• _Problem requirements_: Reproduce the records from their first line through the line containing "The tire 1 is at (235, 172).", inclusive, substituting "pressurized" for "inflated" and leaving everything else unchanged. Omit the pictures from your answer.

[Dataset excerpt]
* Begin *

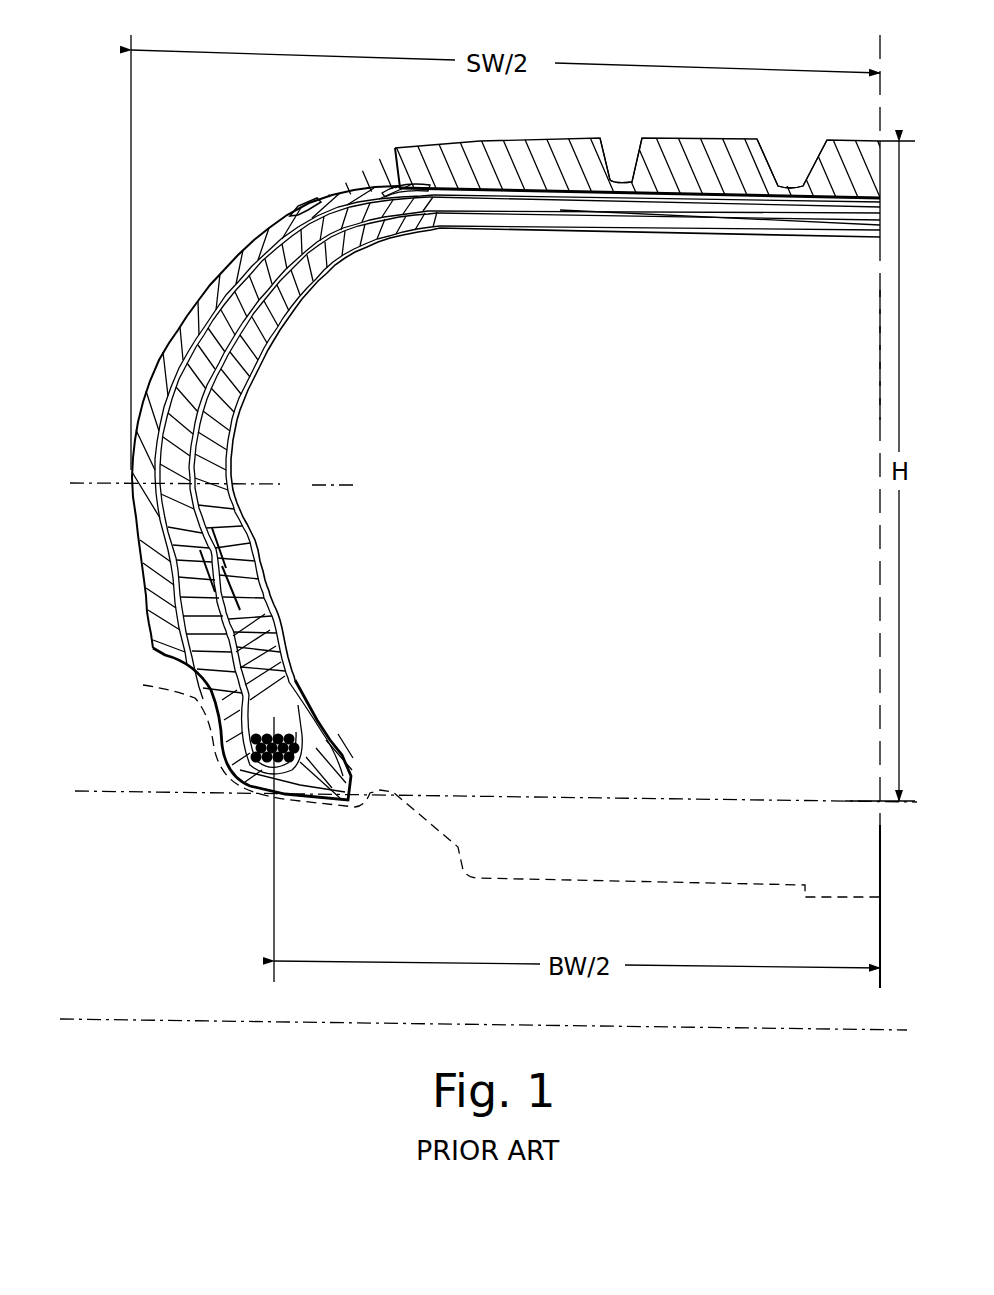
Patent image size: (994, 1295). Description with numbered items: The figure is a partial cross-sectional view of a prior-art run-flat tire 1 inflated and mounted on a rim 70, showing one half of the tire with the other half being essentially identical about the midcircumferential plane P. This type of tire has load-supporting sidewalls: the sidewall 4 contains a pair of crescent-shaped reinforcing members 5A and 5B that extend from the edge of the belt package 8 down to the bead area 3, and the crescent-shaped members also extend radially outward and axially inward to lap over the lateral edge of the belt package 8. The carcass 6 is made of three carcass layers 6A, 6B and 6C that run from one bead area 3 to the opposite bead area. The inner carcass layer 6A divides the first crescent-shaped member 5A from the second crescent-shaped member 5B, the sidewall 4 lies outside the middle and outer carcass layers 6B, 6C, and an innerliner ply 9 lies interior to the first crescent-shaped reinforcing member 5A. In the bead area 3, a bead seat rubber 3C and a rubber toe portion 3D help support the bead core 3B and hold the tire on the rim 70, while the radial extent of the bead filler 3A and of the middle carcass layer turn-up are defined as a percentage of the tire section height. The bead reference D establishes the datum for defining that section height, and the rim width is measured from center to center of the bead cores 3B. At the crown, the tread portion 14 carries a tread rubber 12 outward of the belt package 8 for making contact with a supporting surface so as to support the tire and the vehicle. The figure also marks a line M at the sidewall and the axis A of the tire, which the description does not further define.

The tire 1 is at (235, 172).
The bead area 3 is at (337, 715).
The bead filler 3A is at (253, 668).
The bead core 3B is at (310, 800).
The bead seat rubber 3C is at (210, 737).
The rubber toe portion 3D is at (327, 768).
The sidewall 4 is at (233, 265).
The first crescent-shaped reinforcing member 5A is at (330, 268).
The second crescent-shaped reinforcing member 5B is at (217, 340).
The carcass 6 is at (585, 229).
The inner carcass layer 6A is at (220, 538).
The middle carcass layer 6B is at (203, 560).
The outer carcass layer 6C is at (225, 575).
The belt package 8 is at (392, 180).
The innerliner ply 9 is at (300, 322).
The tread rubber 12 is at (695, 163).
The tread portion 14 is at (535, 134).
The rim 70 is at (475, 838).
The maximum width line M is at (293, 482).
The midcircumferential plane P is at (868, 380).
The bead reference D is at (498, 792).
The rotational axis A is at (140, 1020).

* End *

• _Solution to this problem_:
Patent image size: (994, 1295). Description with numbered items: The figure is a partial cross-sectional view of a prior-art run-flat tire 1 pressurized and mounted on a rim 70, showing one half of the tire with the other half being essentially identical about the midcircumferential plane P. This type of tire has load-supporting sidewalls: the sidewall 4 contains a pair of crescent-shaped reinforcing members 5A and 5B that extend from the edge of the belt package 8 down to the bead area 3, and the crescent-shaped members also extend radially outward and axially inward to lap over the lateral edge of the belt package 8. The carcass 6 is made of three carcass layers 6A, 6B and 6C that run from one bead area 3 to the opposite bead area. The inner carcass layer 6A divides the first crescent-shaped member 5A from the second crescent-shaped member 5B, the sidewall 4 lies outside the middle and outer carcass layers 6B, 6C, and an innerliner ply 9 lies interior to the first crescent-shaped reinforcing member 5A. In the bead area 3, a bead seat rubber 3C and a rubber toe portion 3D help support the bead core 3B and hold the tire on the rim 70, while the radial extent of the bead filler 3A and of the middle carcass layer turn-up are defined as a percentage of the tire section height. The bead reference D establishes the datum for defining that section height, and the rim width is measured from center to center of the bead cores 3B. At the crown, the tread portion 14 carries a tread rubber 12 outward of the belt package 8 for making contact with a supporting surface so as to support the tire and the vehicle. The figure also marks a line M at the sidewall and the axis A of the tire, which the description does not further define.

The tire 1 is at (235, 172).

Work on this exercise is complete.